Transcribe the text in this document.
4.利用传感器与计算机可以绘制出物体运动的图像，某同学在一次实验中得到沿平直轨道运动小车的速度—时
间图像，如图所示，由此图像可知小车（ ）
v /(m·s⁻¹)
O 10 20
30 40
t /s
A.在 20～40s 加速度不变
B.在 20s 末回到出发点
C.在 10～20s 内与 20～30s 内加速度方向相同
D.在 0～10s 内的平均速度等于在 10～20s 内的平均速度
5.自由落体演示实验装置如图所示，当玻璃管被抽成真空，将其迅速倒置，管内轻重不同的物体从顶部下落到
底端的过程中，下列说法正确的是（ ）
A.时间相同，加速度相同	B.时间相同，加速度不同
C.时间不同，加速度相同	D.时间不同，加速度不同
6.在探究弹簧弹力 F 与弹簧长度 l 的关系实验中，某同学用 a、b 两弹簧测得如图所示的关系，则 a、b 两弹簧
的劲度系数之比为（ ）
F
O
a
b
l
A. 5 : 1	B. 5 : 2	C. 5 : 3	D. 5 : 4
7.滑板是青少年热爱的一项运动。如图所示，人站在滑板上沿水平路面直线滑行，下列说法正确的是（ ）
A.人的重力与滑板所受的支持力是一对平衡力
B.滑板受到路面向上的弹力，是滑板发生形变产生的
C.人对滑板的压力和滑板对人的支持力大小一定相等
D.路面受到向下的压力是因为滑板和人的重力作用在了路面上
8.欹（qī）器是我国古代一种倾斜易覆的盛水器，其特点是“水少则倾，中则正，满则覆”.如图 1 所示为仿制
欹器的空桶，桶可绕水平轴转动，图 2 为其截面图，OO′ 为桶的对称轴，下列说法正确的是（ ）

WHAT THIS TASK INVOLVES: All of the lines above must be returned exactly.

SOLUTION TO THE EXERCISE:
Transcribe the text in this document.
4.利用传感器与计算机可以绘制出物体运动的图像，某同学在一次实验中得到沿平直轨道运动小车的速度—时
间图像，如图所示，由此图像可知小车（ ）
v /(m·s⁻¹)
O 10 20
30 40
t /s
A.在 20～40s 加速度不变
B.在 20s 末回到出发点
C.在 10～20s 内与 20～30s 内加速度方向相同
D.在 0～10s 内的平均速度等于在 10～20s 内的平均速度
5.自由落体演示实验装置如图所示，当玻璃管被抽成真空，将其迅速倒置，管内轻重不同的物体从顶部下落到
底端的过程中，下列说法正确的是（ ）
A.时间相同，加速度相同	B.时间相同，加速度不同
C.时间不同，加速度相同	D.时间不同，加速度不同
6.在探究弹簧弹力 F 与弹簧长度 l 的关系实验中，某同学用 a、b 两弹簧测得如图所示的关系，则 a、b 两弹簧
的劲度系数之比为（ ）
F
O
a
b
l
A. 5 : 1	B. 5 : 2	C. 5 : 3	D. 5 : 4
7.滑板是青少年热爱的一项运动。如图所示，人站在滑板上沿水平路面直线滑行，下列说法正确的是（ ）
A.人的重力与滑板所受的支持力是一对平衡力
B.滑板受到路面向上的弹力，是滑板发生形变产生的
C.人对滑板的压力和滑板对人的支持力大小一定相等
D.路面受到向下的压力是因为滑板和人的重力作用在了路面上
8.欹（qī）器是我国古代一种倾斜易覆的盛水器，其特点是“水少则倾，中则正，满则覆”.如图 1 所示为仿制
欹器的空桶，桶可绕水平轴转动，图 2 为其截面图，OO′ 为桶的对称轴，下列说法正确的是（ ）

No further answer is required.